▼▼▼

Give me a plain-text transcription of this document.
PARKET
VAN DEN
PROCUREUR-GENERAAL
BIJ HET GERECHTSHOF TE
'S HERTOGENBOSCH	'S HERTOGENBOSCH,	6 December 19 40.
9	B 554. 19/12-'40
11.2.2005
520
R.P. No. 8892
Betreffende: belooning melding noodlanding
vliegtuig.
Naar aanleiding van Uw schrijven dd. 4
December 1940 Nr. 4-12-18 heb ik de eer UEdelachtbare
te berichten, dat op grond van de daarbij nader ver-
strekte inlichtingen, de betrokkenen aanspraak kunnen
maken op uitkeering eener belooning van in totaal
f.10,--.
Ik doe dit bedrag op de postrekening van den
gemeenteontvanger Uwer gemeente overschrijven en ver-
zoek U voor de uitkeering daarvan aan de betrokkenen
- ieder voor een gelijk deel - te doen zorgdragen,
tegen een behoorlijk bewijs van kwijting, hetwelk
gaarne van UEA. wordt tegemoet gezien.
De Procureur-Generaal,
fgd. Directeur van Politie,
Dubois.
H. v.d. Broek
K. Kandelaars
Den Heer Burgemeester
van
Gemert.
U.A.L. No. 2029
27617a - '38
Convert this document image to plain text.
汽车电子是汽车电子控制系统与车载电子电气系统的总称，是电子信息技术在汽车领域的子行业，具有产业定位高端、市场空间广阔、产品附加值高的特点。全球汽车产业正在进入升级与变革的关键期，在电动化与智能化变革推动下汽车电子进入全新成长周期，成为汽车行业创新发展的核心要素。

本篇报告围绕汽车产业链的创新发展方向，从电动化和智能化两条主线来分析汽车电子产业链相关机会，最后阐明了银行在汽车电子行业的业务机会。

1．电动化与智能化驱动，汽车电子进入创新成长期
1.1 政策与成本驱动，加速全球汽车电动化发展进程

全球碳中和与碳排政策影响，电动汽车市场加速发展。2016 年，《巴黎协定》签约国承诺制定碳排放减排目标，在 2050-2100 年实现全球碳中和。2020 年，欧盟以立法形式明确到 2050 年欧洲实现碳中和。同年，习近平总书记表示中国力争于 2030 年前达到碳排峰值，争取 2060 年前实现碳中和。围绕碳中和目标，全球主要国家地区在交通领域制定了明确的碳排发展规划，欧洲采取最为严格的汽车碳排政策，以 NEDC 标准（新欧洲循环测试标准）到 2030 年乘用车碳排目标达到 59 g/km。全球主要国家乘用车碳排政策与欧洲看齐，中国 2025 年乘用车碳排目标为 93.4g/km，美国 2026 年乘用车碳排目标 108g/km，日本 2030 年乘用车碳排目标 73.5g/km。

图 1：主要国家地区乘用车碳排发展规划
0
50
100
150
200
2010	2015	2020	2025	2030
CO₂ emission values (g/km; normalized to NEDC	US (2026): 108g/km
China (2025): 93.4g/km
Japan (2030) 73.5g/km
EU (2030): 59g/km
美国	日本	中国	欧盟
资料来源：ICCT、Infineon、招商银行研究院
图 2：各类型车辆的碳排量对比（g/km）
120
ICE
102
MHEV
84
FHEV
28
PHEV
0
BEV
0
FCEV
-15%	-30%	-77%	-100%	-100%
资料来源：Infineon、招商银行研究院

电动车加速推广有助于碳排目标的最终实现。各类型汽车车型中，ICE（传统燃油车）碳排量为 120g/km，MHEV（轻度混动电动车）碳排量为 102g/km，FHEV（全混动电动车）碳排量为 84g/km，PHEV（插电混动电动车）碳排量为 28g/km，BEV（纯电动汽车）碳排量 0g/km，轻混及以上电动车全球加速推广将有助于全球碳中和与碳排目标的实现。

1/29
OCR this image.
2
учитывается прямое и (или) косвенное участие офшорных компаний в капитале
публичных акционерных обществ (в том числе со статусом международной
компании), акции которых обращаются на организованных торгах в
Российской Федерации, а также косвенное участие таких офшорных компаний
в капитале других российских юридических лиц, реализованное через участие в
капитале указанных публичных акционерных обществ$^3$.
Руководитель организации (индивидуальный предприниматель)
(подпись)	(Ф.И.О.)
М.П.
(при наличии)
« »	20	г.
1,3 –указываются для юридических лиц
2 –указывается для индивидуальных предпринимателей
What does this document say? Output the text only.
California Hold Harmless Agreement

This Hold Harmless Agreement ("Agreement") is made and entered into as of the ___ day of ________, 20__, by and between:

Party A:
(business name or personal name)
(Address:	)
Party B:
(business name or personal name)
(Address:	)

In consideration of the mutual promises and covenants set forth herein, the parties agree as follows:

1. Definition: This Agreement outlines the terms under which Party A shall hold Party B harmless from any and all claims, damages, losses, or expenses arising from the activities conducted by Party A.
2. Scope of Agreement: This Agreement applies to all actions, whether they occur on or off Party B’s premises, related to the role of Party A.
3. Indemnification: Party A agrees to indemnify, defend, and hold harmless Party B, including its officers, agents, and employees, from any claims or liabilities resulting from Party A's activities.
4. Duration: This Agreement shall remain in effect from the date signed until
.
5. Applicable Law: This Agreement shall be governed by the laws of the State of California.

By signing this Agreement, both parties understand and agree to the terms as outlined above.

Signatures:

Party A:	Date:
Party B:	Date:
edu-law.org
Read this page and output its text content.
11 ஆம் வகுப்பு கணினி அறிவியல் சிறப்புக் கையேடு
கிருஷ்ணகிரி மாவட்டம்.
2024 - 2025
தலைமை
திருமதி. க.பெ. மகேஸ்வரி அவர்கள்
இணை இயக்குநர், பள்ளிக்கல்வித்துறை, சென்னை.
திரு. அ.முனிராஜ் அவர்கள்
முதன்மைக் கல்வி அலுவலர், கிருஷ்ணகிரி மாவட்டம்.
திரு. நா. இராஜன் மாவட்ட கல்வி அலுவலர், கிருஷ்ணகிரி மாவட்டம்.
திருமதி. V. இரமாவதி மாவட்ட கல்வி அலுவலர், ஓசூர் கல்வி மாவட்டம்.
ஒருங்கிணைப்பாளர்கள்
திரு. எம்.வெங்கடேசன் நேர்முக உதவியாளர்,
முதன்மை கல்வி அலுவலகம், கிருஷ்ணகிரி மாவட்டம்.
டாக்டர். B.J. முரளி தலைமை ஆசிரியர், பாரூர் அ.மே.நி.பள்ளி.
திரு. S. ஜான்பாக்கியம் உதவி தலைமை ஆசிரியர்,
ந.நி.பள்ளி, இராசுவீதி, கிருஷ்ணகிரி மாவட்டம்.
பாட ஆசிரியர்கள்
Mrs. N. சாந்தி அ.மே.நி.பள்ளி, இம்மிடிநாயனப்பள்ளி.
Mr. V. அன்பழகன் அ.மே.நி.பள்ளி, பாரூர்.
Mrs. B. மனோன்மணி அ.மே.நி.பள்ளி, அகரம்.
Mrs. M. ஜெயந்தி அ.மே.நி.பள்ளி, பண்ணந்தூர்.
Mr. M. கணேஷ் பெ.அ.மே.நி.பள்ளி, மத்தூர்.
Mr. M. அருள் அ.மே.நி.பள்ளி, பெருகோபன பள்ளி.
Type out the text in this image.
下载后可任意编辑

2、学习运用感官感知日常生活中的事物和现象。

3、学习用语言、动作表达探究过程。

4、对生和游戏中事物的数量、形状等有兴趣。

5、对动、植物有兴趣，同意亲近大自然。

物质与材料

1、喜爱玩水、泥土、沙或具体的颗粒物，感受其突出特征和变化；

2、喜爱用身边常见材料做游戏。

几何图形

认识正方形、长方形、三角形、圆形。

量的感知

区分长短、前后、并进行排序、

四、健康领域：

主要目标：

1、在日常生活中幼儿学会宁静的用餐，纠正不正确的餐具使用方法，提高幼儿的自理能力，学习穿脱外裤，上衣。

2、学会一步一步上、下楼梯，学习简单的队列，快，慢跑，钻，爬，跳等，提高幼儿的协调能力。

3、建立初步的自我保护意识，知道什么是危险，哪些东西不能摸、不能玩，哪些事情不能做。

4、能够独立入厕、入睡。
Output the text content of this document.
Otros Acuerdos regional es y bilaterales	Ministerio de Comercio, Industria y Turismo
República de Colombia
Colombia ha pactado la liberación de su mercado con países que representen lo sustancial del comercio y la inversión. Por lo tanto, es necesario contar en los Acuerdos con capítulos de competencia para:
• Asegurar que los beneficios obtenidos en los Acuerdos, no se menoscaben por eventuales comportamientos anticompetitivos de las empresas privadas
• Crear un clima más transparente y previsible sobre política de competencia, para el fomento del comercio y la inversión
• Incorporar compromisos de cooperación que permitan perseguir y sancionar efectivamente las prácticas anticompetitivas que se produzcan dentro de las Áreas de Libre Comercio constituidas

▲▲▲

AIM: Copy each line from the data above that includes "обществ".

SOLUTION:
публичных акционерных обществ (в том числе со статусом международной
капитале указанных публичных акционерных обществ$^3$.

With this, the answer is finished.